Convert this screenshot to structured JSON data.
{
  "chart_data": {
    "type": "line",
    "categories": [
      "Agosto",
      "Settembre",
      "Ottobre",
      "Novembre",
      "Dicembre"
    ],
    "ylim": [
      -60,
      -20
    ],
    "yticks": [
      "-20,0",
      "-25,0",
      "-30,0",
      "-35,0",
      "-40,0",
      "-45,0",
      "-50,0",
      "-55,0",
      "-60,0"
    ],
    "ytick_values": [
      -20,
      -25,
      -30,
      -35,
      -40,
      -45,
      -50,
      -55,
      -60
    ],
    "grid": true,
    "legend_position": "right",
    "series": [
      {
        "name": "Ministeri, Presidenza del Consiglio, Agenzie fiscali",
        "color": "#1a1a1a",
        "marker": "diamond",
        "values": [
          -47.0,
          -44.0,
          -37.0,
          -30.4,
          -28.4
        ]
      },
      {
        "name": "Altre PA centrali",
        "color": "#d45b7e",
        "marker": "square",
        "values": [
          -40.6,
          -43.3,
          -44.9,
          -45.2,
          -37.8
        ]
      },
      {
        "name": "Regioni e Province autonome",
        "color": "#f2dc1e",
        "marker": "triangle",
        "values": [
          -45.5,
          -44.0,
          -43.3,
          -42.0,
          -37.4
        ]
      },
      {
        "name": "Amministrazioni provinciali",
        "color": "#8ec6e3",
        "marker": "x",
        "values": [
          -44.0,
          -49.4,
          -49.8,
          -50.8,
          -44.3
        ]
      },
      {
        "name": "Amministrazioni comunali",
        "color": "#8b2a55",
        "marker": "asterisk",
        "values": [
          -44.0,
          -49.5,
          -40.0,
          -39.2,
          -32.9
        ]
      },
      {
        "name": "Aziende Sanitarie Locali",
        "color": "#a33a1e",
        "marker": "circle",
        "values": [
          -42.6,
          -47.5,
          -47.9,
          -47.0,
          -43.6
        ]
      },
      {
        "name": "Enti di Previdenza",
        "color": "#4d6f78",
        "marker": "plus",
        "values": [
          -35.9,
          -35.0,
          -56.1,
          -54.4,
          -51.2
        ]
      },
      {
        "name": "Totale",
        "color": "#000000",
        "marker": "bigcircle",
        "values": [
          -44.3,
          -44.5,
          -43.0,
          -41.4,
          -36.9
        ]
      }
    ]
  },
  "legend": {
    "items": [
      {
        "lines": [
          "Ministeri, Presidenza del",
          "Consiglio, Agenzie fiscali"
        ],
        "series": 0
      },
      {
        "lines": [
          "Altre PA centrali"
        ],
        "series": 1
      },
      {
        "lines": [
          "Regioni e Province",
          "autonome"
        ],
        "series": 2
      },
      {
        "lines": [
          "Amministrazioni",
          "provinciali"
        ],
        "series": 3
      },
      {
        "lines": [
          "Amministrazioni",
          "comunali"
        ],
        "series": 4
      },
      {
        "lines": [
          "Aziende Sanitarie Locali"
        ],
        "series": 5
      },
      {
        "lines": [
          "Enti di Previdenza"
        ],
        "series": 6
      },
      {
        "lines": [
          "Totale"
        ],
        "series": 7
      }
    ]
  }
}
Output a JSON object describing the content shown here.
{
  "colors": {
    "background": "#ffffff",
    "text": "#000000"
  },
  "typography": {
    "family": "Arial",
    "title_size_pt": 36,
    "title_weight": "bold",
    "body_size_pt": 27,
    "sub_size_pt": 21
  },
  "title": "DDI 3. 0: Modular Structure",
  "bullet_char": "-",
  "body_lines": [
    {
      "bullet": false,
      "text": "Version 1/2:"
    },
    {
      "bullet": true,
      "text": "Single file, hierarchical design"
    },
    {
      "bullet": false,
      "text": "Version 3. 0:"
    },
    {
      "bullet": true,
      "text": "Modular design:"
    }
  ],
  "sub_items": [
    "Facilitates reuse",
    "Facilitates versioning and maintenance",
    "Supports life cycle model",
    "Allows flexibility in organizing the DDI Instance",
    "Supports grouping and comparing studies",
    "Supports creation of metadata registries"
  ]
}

+-------+

### Exercise
Copy every line verbatim.

### Result of this task
Convert this screenshot to structured JSON data.
{
  "chart_data": {
    "type": "line",
    "categories": [
      "Agosto",
      "Settembre",
      "Ottobre",
      "Novembre",
      "Dicembre"
    ],
    "ylim": [
      -60,
      -20
    ],
    "yticks": [
      "-20,0",
      "-25,0",
      "-30,0",
      "-35,0",
      "-40,0",
      "-45,0",
      "-50,0",
      "-55,0",
      "-60,0"
    ],
    "ytick_values": [
      -20,
      -25,
      -30,
      -35,
      -40,
      -45,
      -50,
      -55,
      -60
    ],
    "grid": true,
    "legend_position": "right",
    "series": [
      {
        "name": "Ministeri, Presidenza del Consiglio, Agenzie fiscali",
        "color": "#1a1a1a",
        "marker": "diamond",
        "values": [
          -47.0,
          -44.0,
          -37.0,
          -30.4,
          -28.4
        ]
      },
      {
        "name": "Altre PA centrali",
        "color": "#d45b7e",
        "marker": "square",
        "values": [
          -40.6,
          -43.3,
          -44.9,
          -45.2,
          -37.8
        ]
      },
      {
        "name": "Regioni e Province autonome",
        "color": "#f2dc1e",
        "marker": "triangle",
        "values": [
          -45.5,
          -44.0,
          -43.3,
          -42.0,
          -37.4
        ]
      },
      {
        "name": "Amministrazioni provinciali",
        "color": "#8ec6e3",
        "marker": "x",
        "values": [
          -44.0,
          -49.4,
          -49.8,
          -50.8,
          -44.3
        ]
      },
      {
        "name": "Amministrazioni comunali",
        "color": "#8b2a55",
        "marker": "asterisk",
        "values": [
          -44.0,
          -49.5,
          -40.0,
          -39.2,
          -32.9
        ]
      },
      {
        "name": "Aziende Sanitarie Locali",
        "color": "#a33a1e",
        "marker": "circle",
        "values": [
          -42.6,
          -47.5,
          -47.9,
          -47.0,
          -43.6
        ]
      },
      {
        "name": "Enti di Previdenza",
        "color": "#4d6f78",
        "marker": "plus",
        "values": [
          -35.9,
          -35.0,
          -56.1,
          -54.4,
          -51.2
        ]
      },
      {
        "name": "Totale",
        "color": "#000000",
        "marker": "bigcircle",
        "values": [
          -44.3,
          -44.5,
          -43.0,
          -41.4,
          -36.9
        ]
      }
    ]
  },
  "legend": {
    "items": [
      {
        "lines": [
          "Ministeri, Presidenza del",
          "Consiglio, Agenzie fiscali"
        ],
        "series": 0
      },
      {
        "lines": [
          "Altre PA centrali"
        ],
        "series": 1
      },
      {
        "lines": [
          "Regioni e Province",
          "autonome"
        ],
        "series": 2
      },
      {
        "lines": [
          "Amministrazioni",
          "provinciali"
        ],
        "series": 3
      },
      {
        "lines": [
          "Amministrazioni",
          "comunali"
        ],
        "series": 4
      },
      {
        "lines": [
          "Aziende Sanitarie Locali"
        ],
        "series": 5
      },
      {
        "lines": [
          "Enti di Previdenza"
        ],
        "series": 6
      },
      {
        "lines": [
          "Totale"
        ],
        "series": 7
      }
    ]
  }
}
Output a JSON object describing the content shown here.
{
  "colors": {
    "background": "#ffffff",
    "text": "#000000"
  },
  "typography": {
    "family": "Arial",
    "title_size_pt": 36,
    "title_weight": "bold",
    "body_size_pt": 27,
    "sub_size_pt": 21
  },
  "title": "DDI 3. 0: Modular Structure",
  "bullet_char": "-",
  "body_lines": [
    {
      "bullet": false,
      "text": "Version 1/2:"
    },
    {
      "bullet": true,
      "text": "Single file, hierarchical design"
    },
    {
      "bullet": false,
      "text": "Version 3. 0:"
    },
    {
      "bullet": true,
      "text": "Modular design:"
    }
  ],
  "sub_items": [
    "Facilitates reuse",
    "Facilitates versioning and maintenance",
    "Supports life cycle model",
    "Allows flexibility in organizing the DDI Instance",
    "Supports grouping and comparing studies",
    "Supports creation of metadata registries"
  ]
}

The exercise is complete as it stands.